## Goal
Write every line of the material out exactly as shown.

## Record excerpts

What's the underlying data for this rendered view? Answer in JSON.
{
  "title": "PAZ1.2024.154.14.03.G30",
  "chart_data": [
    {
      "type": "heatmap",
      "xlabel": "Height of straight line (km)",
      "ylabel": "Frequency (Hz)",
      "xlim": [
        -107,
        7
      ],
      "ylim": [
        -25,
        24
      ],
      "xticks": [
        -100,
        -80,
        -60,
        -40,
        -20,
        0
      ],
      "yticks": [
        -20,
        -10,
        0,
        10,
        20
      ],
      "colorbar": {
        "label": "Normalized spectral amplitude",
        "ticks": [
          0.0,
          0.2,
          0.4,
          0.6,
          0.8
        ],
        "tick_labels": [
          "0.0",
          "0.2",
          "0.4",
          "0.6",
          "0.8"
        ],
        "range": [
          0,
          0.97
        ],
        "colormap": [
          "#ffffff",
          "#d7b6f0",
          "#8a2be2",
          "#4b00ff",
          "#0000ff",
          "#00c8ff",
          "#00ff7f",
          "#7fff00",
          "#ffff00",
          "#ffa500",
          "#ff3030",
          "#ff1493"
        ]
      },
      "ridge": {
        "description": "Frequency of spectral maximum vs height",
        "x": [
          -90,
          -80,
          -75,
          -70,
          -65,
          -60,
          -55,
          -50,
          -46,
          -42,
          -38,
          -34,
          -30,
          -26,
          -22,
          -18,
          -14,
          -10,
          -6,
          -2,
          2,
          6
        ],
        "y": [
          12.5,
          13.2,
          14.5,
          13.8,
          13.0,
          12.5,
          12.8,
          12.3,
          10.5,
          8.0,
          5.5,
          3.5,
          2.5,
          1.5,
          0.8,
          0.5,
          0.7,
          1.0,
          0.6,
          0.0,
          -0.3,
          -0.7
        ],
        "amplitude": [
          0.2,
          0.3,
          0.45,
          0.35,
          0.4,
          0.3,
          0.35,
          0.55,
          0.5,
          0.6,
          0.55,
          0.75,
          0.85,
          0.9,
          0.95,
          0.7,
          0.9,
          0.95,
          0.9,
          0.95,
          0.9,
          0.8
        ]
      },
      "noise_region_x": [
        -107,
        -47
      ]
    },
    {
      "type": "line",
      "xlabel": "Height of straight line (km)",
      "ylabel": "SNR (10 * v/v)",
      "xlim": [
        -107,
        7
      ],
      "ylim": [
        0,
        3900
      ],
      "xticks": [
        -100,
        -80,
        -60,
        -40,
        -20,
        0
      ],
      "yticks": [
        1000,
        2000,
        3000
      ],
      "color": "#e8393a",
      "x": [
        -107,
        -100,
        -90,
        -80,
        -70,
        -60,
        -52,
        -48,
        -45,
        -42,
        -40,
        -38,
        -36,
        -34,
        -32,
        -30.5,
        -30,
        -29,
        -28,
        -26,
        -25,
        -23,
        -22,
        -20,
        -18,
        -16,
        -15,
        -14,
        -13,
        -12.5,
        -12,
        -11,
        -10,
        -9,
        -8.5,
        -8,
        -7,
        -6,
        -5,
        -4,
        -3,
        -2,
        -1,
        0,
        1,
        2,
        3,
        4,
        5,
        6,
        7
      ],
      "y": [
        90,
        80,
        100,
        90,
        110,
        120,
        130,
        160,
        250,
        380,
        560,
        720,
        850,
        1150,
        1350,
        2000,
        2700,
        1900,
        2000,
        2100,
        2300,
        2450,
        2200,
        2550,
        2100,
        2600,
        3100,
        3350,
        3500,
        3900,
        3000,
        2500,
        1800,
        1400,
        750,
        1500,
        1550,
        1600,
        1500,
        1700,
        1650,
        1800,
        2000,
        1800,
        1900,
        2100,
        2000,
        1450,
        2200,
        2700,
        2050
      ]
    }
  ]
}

## Solution to the exercise
What's the underlying data for this rendered view? Answer in JSON.
{
  "title": "PAZ1.2024.154.14.03.G30",
  "chart_data": [
    {
      "type": "heatmap",
      "xlabel": "Height of straight line (km)",
      "ylabel": "Frequency (Hz)",
      "xlim": [
        -107,
        7
      ],
      "ylim": [
        -25,
        24
      ],
      "xticks": [
        -100,
        -80,
        -60,
        -40,
        -20,
        0
      ],
      "yticks": [
        -20,
        -10,
        0,
        10,
        20
      ],
      "colorbar": {
        "label": "Normalized spectral amplitude",
        "ticks": [
          0.0,
          0.2,
          0.4,
          0.6,
          0.8
        ],
        "tick_labels": [
          "0.0",
          "0.2",
          "0.4",
          "0.6",
          "0.8"
        ],
        "range": [
          0,
          0.97
        ],
        "colormap": [
          "#ffffff",
          "#d7b6f0",
          "#8a2be2",
          "#4b00ff",
          "#0000ff",
          "#00c8ff",
          "#00ff7f",
          "#7fff00",
          "#ffff00",
          "#ffa500",
          "#ff3030",
          "#ff1493"
        ]
      },
      "ridge": {
        "description": "Frequency of spectral maximum vs height",
        "x": [
          -90,
          -80,
          -75,
          -70,
          -65,
          -60,
          -55,
          -50,
          -46,
          -42,
          -38,
          -34,
          -30,
          -26,
          -22,
          -18,
          -14,
          -10,
          -6,
          -2,
          2,
          6
        ],
        "y": [
          12.5,
          13.2,
          14.5,
          13.8,
          13.0,
          12.5,
          12.8,
          12.3,
          10.5,
          8.0,
          5.5,
          3.5,
          2.5,
          1.5,
          0.8,
          0.5,
          0.7,
          1.0,
          0.6,
          0.0,
          -0.3,
          -0.7
        ],
        "amplitude": [
          0.2,
          0.3,
          0.45,
          0.35,
          0.4,
          0.3,
          0.35,
          0.55,
          0.5,
          0.6,
          0.55,
          0.75,
          0.85,
          0.9,
          0.95,
          0.7,
          0.9,
          0.95,
          0.9,
          0.95,
          0.9,
          0.8
        ]
      },
      "noise_region_x": [
        -107,
        -47
      ]
    },
    {
      "type": "line",
      "xlabel": "Height of straight line (km)",
      "ylabel": "SNR (10 * v/v)",
      "xlim": [
        -107,
        7
      ],
      "ylim": [
        0,
        3900
      ],
      "xticks": [
        -100,
        -80,
        -60,
        -40,
        -20,
        0
      ],
      "yticks": [
        1000,
        2000,
        3000
      ],
      "color": "#e8393a",
      "x": [
        -107,
        -100,
        -90,
        -80,
        -70,
        -60,
        -52,
        -48,
        -45,
        -42,
        -40,
        -38,
        -36,
        -34,
        -32,
        -30.5,
        -30,
        -29,
        -28,
        -26,
        -25,
        -23,
        -22,
        -20,
        -18,
        -16,
        -15,
        -14,
        -13,
        -12.5,
        -12,
        -11,
        -10,
        -9,
        -8.5,
        -8,
        -7,
        -6,
        -5,
        -4,
        -3,
        -2,
        -1,
        0,
        1,
        2,
        3,
        4,
        5,
        6,
        7
      ],
      "y": [
        90,
        80,
        100,
        90,
        110,
        120,
        130,
        160,
        250,
        380,
        560,
        720,
        850,
        1150,
        1350,
        2000,
        2700,
        1900,
        2000,
        2100,
        2300,
        2450,
        2200,
        2550,
        2100,
        2600,
        3100,
        3350,
        3500,
        3900,
        3000,
        2500,
        1800,
        1400,
        750,
        1500,
        1550,
        1600,
        1500,
        1700,
        1650,
        1800,
        2000,
        1800,
        1900,
        2100,
        2000,
        1450,
        2200,
        2700,
        2050
      ]
    }
  ]
}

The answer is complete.